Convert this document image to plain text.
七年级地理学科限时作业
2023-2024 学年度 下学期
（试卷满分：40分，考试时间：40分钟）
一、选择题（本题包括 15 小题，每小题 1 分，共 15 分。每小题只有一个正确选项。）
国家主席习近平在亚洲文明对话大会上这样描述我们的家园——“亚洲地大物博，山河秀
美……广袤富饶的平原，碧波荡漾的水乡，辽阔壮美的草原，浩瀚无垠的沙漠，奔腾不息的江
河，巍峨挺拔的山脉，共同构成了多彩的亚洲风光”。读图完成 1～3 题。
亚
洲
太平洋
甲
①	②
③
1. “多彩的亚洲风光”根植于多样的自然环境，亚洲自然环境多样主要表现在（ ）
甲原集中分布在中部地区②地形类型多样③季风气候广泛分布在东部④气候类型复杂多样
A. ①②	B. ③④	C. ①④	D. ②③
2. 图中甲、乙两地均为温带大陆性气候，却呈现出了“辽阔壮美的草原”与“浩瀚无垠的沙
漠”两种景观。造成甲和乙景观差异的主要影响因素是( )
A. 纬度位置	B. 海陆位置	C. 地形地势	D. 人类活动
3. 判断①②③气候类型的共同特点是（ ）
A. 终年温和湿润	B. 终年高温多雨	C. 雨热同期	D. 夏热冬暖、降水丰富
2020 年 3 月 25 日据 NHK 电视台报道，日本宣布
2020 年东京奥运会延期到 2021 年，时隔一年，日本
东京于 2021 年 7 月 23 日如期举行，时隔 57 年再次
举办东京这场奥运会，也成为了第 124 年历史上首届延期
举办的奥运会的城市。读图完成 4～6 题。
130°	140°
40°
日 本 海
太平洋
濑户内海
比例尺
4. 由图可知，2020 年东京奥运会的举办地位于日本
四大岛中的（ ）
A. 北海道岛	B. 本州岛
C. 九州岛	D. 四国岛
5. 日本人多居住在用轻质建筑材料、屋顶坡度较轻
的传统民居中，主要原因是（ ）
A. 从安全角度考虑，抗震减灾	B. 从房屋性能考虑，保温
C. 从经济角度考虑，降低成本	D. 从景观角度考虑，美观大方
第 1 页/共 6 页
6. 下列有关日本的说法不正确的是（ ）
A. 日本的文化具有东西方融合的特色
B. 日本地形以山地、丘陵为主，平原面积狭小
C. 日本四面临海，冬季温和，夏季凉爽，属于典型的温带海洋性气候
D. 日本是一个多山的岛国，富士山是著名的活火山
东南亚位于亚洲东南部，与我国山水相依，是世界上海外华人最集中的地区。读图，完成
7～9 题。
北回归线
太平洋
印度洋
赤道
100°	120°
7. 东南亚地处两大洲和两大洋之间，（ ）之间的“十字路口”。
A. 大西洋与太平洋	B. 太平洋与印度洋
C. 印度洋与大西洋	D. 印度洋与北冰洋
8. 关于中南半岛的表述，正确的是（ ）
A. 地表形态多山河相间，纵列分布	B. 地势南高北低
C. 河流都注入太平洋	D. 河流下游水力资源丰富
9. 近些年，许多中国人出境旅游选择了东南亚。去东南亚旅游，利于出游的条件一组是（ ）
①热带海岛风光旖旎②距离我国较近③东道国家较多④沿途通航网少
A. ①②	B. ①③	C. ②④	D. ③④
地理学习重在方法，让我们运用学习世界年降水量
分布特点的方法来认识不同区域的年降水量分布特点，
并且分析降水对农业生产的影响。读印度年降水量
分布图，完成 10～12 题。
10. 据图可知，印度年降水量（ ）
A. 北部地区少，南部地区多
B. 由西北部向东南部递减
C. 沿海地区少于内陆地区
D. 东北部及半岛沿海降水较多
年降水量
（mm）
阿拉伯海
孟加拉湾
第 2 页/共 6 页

◆ Stated task: Considering only the records above, state the number of lines that include the word "辽阔壮美的草原", with nothing added.

◆ Solution to the problem: 2